## DO THIS
Pick up the piece on February employee communication ideas below and keep writing from its last sentence.

## TEXT SECTION
-- START --

Found in Translation

IT'S FEBRUARY.
Your employees don't want to hear last year's messaging.

If your internal comms sounds a little too familiar, congratulations, you’ve officially become Phil from Groundhog Day.


Before the eye rolls start, here are 10 fresh, human, actually interesting employee communication ideas for February, courtesy of your friends at LaineGabriel (we speak employee):


1. Black History Month: “Honoring Influence” Series

Instead of a generic spotlight: Ask leaders and employees to name one Black colleague, mentor, or historical figure who shaped how they lead or work. Publish short quotes internally all month.


2. American Heart Month: The Workload Audit

Ask teams to identify one meeting, report, or process that adds stress but little value. Leadership commits to eliminating or fixing commonly identified issues.


3. Groundhog Day (Feb 2): “What We’re Not Repeating”

Create a company-wide message stating:

  • 3 things from last year you’re not doing again

  • 1 thing you’re doing differently


4. Pizza Day (Feb 9): Process, Not Pizza!

Yes, people like pizza, but not as a submission tactic. Instead, try asking teams: “What process of ours feels half-baked?” Fix one, then celebrate with pizza.


5. International Women & Girls in Science Day (Feb 11): The Pipeline Check

Share one real stat about representation or advancement. If strong stats don’t exist, still share and name one concrete action being taken to improve.

-- END --

## RECORDED DATA
-- START --

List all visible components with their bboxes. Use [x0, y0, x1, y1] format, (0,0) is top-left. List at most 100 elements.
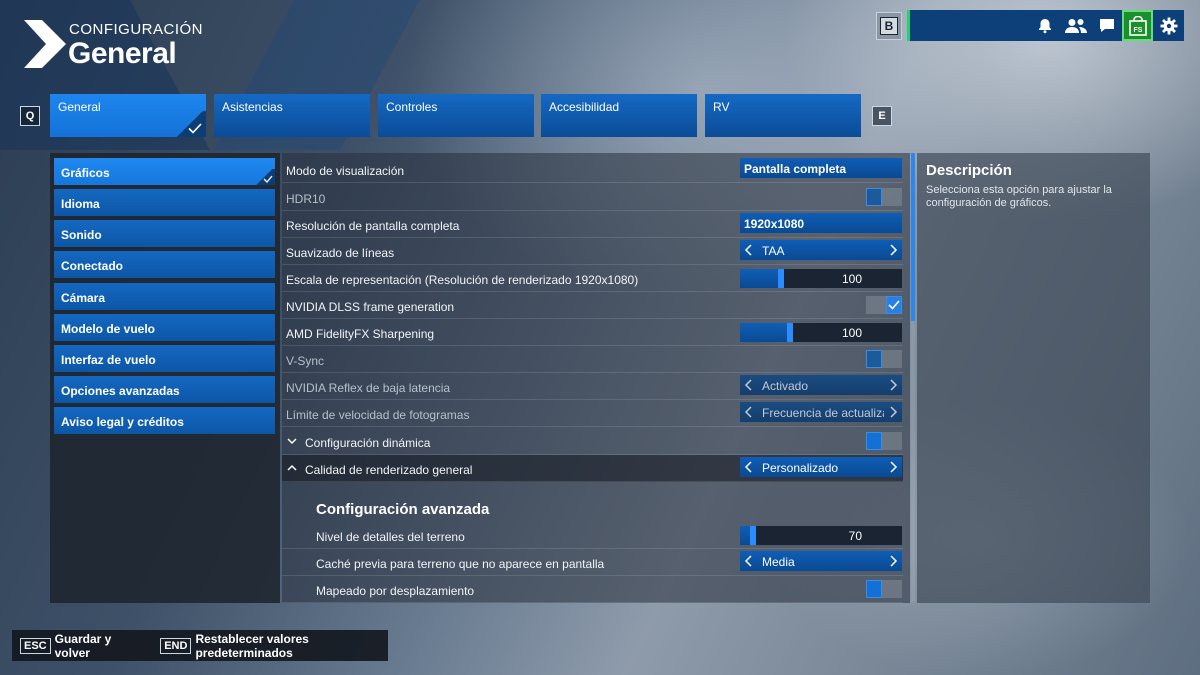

-- END --

## EXPECTED OUTPUT
6. No One Eats Alone Day (Feb 13): Companion Lunch

Randomly pair employees across functions for lunch (virtual or in-person). Provide prompts and consider covering the cost. A great event to break-up silos.


7. Presidents’ Day (Feb 16): “If I Were CEO for a Day”

Be brave and create a QR Code based survey. Ask employees:
“What’s one decision you’d make immediately?” Leadership responds publicly to themes and insights.


8. Mardi Gras (Feb 17): What Gets Too Much Attention

Reframe the fun event with some serious insight. Ask employees what gets too much focus vs. not enough. Share results.


9. World Day of Social Justice (Feb 20): Policy Translation

Select one company policy employees often misunderstand. Translate it into plain language. Explain why it exists and who it protects.


10. Month-End: “What Changed Because of You”

Close February by showing: Three changes made because employees spoke up.


No communications leader wants their message to feel like déjà vu. Make a few thoughtful shifts now, and you’ll break the cycle long before spring arrives.